→ **Set exercise**
Every line from the line containing "What text is on this page?" through the final line below is to be repeated exactly; no other line is.

→ **Records shown**
-- BEGIN --

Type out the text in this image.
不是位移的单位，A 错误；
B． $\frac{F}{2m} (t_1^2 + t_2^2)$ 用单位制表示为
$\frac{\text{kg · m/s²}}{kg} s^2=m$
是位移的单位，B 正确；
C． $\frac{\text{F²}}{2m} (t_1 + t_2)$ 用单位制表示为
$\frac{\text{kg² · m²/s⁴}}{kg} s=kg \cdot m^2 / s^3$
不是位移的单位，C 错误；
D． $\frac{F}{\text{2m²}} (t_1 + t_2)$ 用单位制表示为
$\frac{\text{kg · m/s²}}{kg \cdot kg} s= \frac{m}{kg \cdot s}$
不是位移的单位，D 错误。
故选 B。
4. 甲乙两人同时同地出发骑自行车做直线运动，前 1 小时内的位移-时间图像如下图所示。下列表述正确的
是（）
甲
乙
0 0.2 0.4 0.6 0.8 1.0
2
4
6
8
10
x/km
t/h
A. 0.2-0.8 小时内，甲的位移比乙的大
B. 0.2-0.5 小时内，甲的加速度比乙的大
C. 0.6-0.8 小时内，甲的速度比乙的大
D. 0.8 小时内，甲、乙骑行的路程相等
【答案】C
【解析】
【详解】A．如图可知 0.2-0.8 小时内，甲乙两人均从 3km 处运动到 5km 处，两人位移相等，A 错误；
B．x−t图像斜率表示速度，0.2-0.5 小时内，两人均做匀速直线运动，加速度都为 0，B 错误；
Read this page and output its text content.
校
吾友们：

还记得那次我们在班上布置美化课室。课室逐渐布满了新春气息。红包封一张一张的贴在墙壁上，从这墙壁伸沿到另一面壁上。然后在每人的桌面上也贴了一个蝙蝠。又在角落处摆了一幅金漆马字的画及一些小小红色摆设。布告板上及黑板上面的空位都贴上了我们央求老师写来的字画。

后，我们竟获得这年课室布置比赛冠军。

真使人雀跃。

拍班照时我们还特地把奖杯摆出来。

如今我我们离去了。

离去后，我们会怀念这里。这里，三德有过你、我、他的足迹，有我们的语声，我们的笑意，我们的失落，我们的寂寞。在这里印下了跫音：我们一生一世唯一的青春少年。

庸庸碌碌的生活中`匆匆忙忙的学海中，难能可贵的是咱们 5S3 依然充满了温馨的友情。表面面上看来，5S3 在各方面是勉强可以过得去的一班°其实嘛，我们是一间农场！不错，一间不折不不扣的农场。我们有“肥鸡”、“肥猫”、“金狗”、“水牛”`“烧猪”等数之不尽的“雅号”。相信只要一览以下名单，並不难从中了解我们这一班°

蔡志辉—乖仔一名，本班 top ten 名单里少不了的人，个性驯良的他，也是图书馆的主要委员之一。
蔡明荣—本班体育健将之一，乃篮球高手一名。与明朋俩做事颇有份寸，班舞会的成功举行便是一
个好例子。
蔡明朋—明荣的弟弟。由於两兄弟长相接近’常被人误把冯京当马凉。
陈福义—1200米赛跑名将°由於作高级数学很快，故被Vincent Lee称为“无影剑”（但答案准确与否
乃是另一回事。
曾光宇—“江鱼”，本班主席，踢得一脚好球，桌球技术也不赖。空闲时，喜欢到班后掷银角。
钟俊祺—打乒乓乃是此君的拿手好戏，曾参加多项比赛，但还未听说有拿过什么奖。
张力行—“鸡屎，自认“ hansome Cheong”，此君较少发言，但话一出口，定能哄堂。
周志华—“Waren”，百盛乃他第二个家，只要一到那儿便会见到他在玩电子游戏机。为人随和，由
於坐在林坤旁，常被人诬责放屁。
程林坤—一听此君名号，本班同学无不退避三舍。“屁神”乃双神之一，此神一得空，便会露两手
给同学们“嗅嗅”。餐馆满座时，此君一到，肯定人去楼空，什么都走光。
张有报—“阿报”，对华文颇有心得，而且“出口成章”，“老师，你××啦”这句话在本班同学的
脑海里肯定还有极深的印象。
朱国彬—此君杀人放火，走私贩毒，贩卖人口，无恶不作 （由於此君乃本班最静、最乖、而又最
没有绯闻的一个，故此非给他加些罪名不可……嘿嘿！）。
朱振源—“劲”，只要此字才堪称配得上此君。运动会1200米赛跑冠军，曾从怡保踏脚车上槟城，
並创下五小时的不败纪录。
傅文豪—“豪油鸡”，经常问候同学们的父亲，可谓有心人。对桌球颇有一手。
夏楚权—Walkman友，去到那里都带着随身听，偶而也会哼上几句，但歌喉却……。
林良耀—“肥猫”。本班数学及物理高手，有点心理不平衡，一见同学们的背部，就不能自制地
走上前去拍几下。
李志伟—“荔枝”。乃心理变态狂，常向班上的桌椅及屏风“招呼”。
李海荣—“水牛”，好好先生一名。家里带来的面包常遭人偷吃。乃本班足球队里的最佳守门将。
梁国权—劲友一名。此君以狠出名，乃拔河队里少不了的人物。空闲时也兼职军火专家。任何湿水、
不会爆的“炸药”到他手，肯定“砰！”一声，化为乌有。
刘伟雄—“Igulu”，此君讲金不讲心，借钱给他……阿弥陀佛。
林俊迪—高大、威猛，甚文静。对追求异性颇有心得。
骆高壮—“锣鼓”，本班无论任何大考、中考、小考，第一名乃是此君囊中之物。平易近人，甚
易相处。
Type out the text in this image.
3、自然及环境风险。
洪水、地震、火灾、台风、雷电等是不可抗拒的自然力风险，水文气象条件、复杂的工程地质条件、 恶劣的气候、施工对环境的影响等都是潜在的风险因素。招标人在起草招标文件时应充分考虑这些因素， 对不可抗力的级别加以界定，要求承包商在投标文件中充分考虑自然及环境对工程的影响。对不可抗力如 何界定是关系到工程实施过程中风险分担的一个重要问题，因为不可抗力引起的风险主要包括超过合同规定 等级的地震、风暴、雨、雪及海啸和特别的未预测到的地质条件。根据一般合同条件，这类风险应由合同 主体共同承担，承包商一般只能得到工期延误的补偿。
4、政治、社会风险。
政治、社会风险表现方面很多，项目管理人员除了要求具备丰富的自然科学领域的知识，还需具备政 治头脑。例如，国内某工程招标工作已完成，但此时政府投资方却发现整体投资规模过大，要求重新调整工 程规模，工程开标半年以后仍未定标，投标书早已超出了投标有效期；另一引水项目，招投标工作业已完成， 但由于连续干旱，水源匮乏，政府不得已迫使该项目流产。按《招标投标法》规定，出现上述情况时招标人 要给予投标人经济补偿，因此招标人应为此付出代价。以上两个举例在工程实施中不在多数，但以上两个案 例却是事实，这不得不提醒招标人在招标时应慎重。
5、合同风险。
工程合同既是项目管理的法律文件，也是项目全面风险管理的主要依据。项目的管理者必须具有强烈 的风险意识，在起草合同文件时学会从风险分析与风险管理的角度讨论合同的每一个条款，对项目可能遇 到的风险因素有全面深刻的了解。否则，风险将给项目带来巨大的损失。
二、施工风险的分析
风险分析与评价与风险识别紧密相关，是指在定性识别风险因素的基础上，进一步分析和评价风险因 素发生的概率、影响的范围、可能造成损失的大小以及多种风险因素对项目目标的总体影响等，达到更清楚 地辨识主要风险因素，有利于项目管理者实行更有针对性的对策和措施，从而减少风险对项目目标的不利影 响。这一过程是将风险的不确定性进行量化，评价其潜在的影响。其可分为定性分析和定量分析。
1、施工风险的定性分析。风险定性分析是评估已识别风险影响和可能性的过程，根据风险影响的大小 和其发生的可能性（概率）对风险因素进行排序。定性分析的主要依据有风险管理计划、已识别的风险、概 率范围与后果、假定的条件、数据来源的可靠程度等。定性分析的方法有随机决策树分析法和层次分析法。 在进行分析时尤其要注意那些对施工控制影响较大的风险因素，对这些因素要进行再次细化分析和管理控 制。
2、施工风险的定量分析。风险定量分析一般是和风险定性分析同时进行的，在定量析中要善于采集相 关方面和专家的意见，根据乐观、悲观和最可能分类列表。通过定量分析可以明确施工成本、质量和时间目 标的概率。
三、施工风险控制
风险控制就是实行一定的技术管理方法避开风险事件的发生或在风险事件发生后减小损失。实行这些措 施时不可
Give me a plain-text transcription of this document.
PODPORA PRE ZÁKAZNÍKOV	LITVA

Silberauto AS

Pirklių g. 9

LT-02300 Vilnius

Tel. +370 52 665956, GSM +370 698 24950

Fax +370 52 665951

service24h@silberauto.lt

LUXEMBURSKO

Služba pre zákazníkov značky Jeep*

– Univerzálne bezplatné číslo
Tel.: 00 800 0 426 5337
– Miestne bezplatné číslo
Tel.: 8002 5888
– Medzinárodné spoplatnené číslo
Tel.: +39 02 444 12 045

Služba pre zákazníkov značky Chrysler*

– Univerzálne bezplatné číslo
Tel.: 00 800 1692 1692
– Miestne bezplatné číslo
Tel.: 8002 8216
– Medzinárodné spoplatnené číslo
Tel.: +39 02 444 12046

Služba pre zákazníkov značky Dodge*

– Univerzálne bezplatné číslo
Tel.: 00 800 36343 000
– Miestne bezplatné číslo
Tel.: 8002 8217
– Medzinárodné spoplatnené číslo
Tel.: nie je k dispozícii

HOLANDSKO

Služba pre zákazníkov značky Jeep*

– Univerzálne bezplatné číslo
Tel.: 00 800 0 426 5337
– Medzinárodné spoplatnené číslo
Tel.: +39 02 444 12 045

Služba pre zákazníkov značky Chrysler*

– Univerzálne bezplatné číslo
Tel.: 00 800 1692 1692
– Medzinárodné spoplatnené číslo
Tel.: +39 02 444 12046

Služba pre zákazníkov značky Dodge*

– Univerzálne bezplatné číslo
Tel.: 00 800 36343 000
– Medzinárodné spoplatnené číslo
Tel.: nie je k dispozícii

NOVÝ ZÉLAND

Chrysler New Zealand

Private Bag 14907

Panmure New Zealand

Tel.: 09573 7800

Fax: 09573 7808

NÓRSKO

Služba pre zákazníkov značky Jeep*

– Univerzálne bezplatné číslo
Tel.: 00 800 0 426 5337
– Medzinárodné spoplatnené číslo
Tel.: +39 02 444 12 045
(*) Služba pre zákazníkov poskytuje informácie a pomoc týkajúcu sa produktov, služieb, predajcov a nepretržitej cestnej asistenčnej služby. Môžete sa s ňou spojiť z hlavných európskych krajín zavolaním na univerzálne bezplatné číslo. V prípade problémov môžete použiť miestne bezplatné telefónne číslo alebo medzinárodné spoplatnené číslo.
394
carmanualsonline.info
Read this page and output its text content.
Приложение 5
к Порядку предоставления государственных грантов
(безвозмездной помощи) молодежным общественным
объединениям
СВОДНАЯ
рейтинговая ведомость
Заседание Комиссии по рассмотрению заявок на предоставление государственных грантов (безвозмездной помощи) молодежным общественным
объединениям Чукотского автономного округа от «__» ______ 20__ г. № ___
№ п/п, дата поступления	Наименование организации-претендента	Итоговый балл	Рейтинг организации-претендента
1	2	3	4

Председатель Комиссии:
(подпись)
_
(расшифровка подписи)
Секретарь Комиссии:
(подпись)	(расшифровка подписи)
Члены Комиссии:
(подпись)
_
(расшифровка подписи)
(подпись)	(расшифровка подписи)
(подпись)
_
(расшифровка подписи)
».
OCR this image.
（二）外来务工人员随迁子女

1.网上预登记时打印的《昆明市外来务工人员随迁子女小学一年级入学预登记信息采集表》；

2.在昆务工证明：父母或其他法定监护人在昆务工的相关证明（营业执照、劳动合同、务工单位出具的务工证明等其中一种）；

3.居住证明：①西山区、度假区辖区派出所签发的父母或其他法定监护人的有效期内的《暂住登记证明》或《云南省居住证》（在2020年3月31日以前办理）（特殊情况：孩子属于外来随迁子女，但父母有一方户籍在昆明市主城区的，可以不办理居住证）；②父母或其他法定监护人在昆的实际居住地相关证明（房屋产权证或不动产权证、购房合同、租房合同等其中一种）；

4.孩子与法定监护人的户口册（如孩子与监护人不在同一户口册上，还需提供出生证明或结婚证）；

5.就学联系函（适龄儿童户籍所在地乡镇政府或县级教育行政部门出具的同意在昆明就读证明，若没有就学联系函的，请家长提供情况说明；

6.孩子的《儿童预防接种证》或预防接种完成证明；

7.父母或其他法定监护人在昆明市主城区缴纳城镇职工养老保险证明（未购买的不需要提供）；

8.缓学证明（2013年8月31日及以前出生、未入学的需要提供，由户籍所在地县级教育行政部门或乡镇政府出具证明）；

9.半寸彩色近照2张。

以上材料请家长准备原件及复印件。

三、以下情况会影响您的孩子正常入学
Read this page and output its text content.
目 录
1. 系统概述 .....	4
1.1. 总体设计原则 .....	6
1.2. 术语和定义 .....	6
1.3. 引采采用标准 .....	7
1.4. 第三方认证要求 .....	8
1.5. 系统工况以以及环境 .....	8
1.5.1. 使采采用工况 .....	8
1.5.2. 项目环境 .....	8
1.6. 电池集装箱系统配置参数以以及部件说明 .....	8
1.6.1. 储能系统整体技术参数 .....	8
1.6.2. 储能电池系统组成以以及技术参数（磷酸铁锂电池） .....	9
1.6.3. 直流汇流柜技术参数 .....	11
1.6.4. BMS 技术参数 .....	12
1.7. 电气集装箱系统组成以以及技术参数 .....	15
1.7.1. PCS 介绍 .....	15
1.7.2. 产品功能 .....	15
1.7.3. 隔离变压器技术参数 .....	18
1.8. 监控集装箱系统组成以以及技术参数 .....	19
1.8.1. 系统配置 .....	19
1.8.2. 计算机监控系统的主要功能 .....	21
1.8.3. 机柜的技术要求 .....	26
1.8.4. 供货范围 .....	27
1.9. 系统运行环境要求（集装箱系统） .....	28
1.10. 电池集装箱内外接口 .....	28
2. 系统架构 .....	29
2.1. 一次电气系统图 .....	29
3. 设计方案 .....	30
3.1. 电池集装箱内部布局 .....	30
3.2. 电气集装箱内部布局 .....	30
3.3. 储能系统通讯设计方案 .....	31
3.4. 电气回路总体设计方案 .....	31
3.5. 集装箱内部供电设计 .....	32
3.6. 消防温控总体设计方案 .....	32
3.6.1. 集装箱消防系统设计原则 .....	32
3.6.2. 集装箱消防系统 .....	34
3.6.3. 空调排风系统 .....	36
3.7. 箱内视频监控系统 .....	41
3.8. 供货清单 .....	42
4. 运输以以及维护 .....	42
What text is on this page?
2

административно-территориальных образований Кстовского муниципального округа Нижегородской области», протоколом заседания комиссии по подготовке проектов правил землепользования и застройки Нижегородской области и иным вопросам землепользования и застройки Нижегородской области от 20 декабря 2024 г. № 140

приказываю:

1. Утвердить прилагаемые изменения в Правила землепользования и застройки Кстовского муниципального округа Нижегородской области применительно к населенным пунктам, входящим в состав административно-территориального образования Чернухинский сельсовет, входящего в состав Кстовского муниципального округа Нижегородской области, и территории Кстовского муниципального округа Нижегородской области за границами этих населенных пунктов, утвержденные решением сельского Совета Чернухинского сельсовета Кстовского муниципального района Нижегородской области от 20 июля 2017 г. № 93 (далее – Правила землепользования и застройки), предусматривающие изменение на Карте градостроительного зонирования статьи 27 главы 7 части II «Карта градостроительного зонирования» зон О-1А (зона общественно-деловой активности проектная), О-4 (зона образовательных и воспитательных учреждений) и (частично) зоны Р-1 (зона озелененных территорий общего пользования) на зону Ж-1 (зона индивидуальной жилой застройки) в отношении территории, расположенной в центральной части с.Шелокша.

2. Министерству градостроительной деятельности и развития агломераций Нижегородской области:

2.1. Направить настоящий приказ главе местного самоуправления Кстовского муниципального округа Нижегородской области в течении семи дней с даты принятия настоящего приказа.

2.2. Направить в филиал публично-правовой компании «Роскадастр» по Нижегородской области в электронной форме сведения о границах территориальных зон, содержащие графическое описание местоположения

-- END --

→ **In response**
What text is on this page?
2

административно-территориальных образований Кстовского муниципального округа Нижегородской области», протоколом заседания комиссии по подготовке проектов правил землепользования и застройки Нижегородской области и иным вопросам землепользования и застройки Нижегородской области от 20 декабря 2024 г. № 140

приказываю:

1. Утвердить прилагаемые изменения в Правила землепользования и застройки Кстовского муниципального округа Нижегородской области применительно к населенным пунктам, входящим в состав административно-территориального образования Чернухинский сельсовет, входящего в состав Кстовского муниципального округа Нижегородской области, и территории Кстовского муниципального округа Нижегородской области за границами этих населенных пунктов, утвержденные решением сельского Совета Чернухинского сельсовета Кстовского муниципального района Нижегородской области от 20 июля 2017 г. № 93 (далее – Правила землепользования и застройки), предусматривающие изменение на Карте градостроительного зонирования статьи 27 главы 7 части II «Карта градостроительного зонирования» зон О-1А (зона общественно-деловой активности проектная), О-4 (зона образовательных и воспитательных учреждений) и (частично) зоны Р-1 (зона озелененных территорий общего пользования) на зону Ж-1 (зона индивидуальной жилой застройки) в отношении территории, расположенной в центральной части с.Шелокша.

2. Министерству градостроительной деятельности и развития агломераций Нижегородской области:

2.1. Направить настоящий приказ главе местного самоуправления Кстовского муниципального округа Нижегородской области в течении семи дней с даты принятия настоящего приказа.

2.2. Направить в филиал публично-правовой компании «Роскадастр» по Нижегородской области в электронной форме сведения о границах территориальных зон, содержащие графическое описание местоположения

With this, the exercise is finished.